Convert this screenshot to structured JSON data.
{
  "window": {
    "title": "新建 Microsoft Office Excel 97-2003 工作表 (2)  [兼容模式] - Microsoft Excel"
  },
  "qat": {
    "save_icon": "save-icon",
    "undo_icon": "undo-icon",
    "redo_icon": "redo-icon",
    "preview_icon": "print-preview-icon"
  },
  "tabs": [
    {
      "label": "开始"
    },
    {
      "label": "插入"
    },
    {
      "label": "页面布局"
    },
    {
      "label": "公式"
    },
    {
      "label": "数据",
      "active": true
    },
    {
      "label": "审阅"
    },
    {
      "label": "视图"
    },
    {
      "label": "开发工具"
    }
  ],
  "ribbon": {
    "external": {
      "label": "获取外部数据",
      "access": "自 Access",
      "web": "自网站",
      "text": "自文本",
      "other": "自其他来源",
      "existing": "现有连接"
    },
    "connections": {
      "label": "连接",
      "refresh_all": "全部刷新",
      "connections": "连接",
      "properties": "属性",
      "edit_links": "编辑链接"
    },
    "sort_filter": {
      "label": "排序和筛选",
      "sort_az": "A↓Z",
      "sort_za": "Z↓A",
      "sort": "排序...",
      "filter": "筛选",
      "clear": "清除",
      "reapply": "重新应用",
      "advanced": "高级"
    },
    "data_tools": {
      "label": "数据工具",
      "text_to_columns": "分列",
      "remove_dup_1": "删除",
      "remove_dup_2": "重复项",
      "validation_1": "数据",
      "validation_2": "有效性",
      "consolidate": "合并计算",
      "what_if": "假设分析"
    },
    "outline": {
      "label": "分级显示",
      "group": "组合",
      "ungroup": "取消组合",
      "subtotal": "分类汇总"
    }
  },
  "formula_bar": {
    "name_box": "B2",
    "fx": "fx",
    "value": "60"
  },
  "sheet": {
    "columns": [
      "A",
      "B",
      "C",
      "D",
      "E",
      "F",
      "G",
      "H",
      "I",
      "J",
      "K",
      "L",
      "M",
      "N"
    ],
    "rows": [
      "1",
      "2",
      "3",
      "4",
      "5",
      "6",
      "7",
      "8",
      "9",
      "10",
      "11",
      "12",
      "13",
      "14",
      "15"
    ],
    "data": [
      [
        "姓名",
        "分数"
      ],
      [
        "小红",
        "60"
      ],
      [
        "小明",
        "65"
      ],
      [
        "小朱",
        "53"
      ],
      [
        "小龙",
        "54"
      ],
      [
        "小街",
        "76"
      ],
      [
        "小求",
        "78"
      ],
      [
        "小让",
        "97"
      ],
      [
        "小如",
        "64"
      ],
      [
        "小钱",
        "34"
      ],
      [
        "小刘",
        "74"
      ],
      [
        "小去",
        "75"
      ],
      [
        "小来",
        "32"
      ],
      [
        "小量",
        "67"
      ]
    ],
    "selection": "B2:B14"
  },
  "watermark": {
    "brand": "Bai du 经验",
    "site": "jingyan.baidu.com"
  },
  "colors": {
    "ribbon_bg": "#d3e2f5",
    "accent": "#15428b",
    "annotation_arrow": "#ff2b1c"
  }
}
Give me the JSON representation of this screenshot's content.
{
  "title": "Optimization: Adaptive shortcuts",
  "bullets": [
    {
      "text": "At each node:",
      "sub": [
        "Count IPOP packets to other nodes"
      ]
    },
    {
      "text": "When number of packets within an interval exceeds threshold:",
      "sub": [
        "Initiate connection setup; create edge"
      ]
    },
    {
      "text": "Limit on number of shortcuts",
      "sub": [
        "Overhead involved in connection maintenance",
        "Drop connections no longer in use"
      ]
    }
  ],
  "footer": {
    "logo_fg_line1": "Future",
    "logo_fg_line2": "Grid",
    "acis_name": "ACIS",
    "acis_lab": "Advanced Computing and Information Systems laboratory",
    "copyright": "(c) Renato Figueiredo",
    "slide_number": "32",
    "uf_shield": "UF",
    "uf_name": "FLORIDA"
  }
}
--------------------------------
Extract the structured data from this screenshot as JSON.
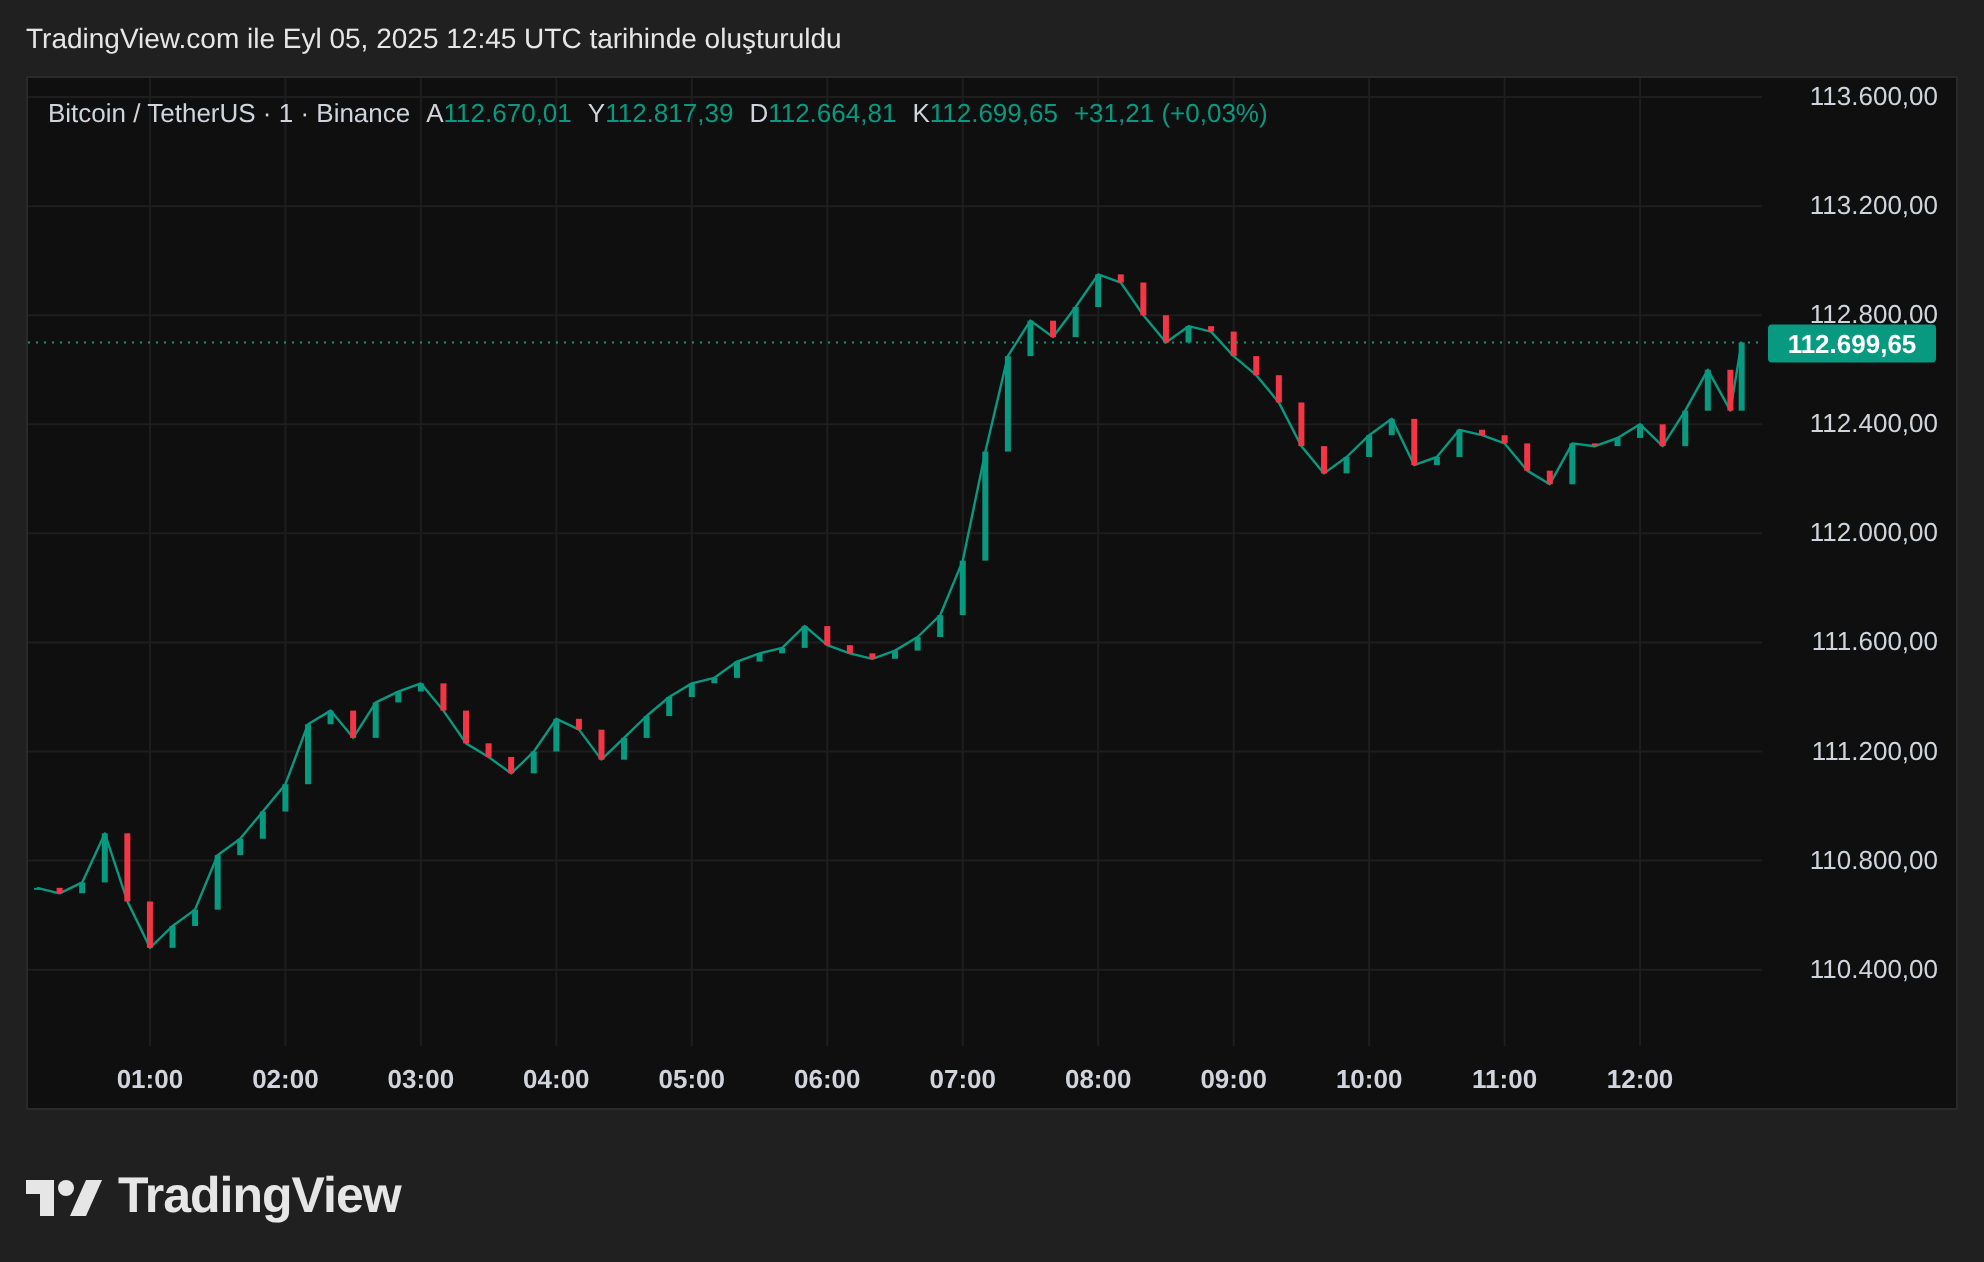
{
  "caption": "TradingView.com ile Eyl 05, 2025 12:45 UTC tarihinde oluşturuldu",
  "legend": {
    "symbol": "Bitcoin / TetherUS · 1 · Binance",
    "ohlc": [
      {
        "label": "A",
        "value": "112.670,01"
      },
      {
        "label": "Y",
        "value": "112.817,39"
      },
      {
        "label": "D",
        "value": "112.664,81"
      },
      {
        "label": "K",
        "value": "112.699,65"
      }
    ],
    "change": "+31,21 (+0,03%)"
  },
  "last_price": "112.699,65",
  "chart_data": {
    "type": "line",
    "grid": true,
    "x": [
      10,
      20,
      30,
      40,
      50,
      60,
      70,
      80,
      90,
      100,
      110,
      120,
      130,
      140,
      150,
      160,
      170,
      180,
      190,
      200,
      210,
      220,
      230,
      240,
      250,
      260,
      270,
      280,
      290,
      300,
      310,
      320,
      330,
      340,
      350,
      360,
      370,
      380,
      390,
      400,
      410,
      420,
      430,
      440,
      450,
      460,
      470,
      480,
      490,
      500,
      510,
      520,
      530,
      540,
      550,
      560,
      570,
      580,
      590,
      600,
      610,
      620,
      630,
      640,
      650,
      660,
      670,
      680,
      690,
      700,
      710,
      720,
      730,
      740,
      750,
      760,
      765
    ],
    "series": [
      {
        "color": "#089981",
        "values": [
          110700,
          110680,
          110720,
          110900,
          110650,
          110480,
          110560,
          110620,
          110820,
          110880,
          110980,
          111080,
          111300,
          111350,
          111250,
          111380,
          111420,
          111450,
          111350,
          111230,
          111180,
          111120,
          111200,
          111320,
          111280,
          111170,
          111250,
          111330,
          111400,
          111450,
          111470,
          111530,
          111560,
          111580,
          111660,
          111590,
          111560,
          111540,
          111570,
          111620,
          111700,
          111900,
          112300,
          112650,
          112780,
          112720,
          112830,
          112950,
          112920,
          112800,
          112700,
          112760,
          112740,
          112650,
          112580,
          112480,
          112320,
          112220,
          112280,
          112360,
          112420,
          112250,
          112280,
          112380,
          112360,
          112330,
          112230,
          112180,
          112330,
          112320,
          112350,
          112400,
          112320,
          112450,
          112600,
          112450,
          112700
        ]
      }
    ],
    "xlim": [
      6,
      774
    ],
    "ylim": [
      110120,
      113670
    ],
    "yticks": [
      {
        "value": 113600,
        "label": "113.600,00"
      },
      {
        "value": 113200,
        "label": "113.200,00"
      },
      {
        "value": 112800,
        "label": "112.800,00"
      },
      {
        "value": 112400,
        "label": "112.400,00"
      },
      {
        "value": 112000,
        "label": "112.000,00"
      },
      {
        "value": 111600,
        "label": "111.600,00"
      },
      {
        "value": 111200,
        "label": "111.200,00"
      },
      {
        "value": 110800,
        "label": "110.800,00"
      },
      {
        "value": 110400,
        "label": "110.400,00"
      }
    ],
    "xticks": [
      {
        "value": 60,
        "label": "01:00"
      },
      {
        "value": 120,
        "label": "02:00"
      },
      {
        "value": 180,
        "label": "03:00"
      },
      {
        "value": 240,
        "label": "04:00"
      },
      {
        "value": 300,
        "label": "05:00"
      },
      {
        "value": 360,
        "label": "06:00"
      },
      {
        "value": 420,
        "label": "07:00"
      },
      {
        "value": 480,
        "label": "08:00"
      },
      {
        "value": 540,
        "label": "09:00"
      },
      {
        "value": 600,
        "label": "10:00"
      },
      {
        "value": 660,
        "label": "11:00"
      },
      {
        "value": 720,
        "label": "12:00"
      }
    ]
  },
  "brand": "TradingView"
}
--------------------------------
Given problem:
Identify the lines of the entries containing the string "structured". Copy each such line.

Exercise answer:
Convert this screenshot to structured JSON data.
Extract the structured data from this screenshot as JSON.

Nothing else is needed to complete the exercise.